» TASK BRIEF
For the data below, work out how many lines include the string "Destination" and report only the number.

» LISTED RECORDS
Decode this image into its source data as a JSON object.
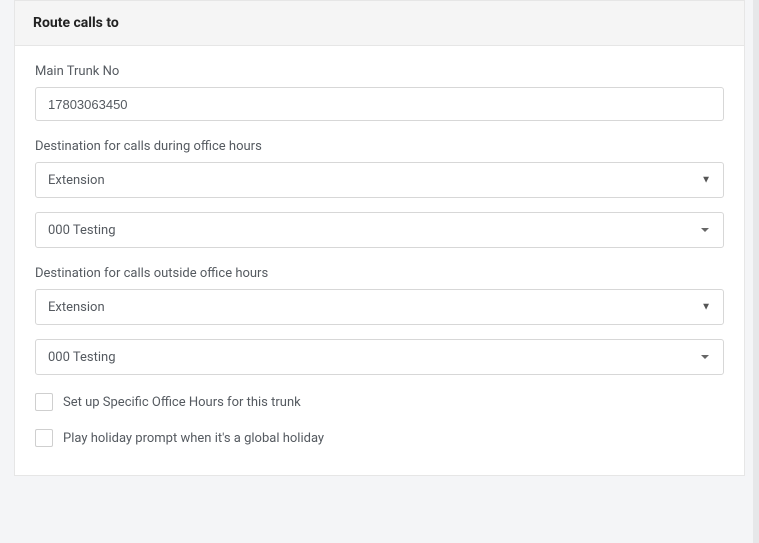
{
  "colors": {
    "page_bg": "#f4f5f7",
    "panel_bg": "#ffffff",
    "panel_border": "#e6e6e6",
    "heading_bg": "#f5f5f5",
    "text_primary": "#222222",
    "text_secondary": "#555a60",
    "input_border": "#d7d7d7"
  },
  "panel": {
    "title": "Route calls to"
  },
  "mainTrunk": {
    "label": "Main Trunk No",
    "value": "17803063450"
  },
  "duringHours": {
    "label": "Destination for calls during office hours",
    "type": "Extension",
    "value": "000 Testing"
  },
  "outsideHours": {
    "label": "Destination for calls outside office hours",
    "type": "Extension",
    "value": "000 Testing"
  },
  "checkboxes": {
    "specificHours": {
      "label": "Set up Specific Office Hours for this trunk",
      "checked": false
    },
    "holidayPrompt": {
      "label": "Play holiday prompt when it's a global holiday",
      "checked": false
    }
  }
}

» THE RESPONSE
2